>> Start DATA EXTRACT

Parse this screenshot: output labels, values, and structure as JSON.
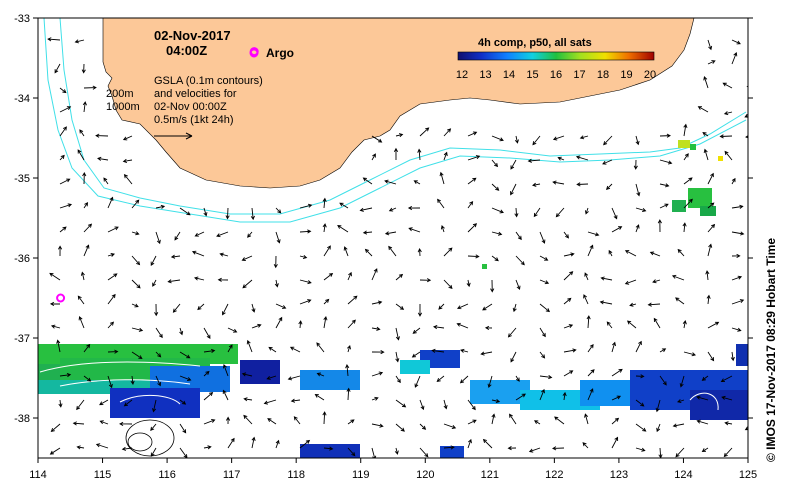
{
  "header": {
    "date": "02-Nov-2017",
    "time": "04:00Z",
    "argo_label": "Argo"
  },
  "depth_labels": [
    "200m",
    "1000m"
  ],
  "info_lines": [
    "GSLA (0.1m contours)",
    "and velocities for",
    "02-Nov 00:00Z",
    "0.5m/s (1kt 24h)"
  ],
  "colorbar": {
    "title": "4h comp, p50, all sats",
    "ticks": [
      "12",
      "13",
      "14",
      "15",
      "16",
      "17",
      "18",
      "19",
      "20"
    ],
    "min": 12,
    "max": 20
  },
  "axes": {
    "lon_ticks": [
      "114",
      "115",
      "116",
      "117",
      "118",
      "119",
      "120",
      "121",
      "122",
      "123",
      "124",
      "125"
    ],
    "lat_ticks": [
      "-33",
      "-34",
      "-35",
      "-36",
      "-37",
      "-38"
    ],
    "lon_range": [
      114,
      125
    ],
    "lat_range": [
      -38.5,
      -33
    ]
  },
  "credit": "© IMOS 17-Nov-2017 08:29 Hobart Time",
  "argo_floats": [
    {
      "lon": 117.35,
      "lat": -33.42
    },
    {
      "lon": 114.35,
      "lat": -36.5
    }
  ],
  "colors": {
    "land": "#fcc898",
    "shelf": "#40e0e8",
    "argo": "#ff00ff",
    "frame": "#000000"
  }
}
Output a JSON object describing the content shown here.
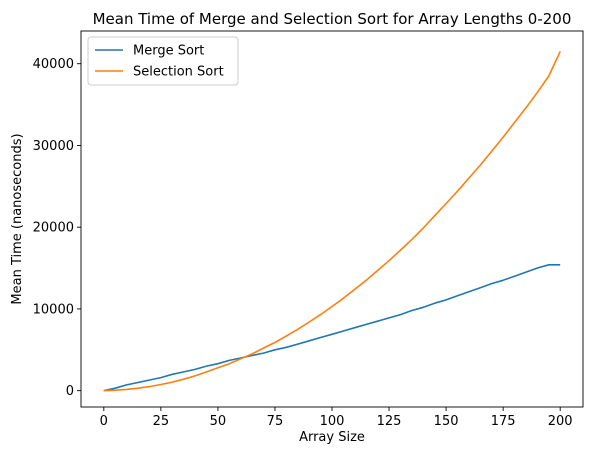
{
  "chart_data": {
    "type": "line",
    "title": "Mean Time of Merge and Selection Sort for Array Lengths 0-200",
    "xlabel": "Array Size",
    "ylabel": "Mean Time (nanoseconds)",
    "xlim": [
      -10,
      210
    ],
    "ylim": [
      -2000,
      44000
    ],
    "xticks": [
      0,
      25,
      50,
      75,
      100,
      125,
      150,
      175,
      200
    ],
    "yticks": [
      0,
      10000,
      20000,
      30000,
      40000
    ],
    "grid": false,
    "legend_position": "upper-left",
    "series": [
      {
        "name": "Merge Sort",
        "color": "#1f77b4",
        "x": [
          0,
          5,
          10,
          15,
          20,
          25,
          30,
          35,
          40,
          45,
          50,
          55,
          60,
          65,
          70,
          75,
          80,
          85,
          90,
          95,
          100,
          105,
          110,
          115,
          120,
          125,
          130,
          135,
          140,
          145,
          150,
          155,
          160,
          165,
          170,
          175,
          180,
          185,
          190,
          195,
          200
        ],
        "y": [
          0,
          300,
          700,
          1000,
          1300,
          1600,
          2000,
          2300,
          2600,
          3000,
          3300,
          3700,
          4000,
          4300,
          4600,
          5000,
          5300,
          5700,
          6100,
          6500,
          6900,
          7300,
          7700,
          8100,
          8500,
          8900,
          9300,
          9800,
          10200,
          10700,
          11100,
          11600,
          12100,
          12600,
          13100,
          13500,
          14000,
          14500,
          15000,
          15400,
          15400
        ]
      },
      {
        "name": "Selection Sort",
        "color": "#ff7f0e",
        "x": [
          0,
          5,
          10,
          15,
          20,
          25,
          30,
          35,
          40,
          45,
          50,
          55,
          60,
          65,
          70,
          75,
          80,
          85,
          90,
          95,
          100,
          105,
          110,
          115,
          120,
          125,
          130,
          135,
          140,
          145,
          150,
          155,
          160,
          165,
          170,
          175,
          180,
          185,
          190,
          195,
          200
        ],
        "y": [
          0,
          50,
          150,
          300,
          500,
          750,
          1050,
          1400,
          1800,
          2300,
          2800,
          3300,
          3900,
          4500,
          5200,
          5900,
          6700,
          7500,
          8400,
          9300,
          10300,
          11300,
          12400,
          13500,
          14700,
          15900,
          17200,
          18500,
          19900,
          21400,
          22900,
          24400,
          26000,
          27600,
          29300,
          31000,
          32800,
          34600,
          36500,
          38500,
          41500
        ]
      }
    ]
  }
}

>> End DATA EXTRACT

▶ **WORK TO BE COMPLETED**
Identify each line holding the string "Array", and copy it out.

▶ **RESULT BELOW**
    "title": "Mean Time of Merge and Selection Sort for Array Lengths 0-200",
    "xlabel": "Array Size",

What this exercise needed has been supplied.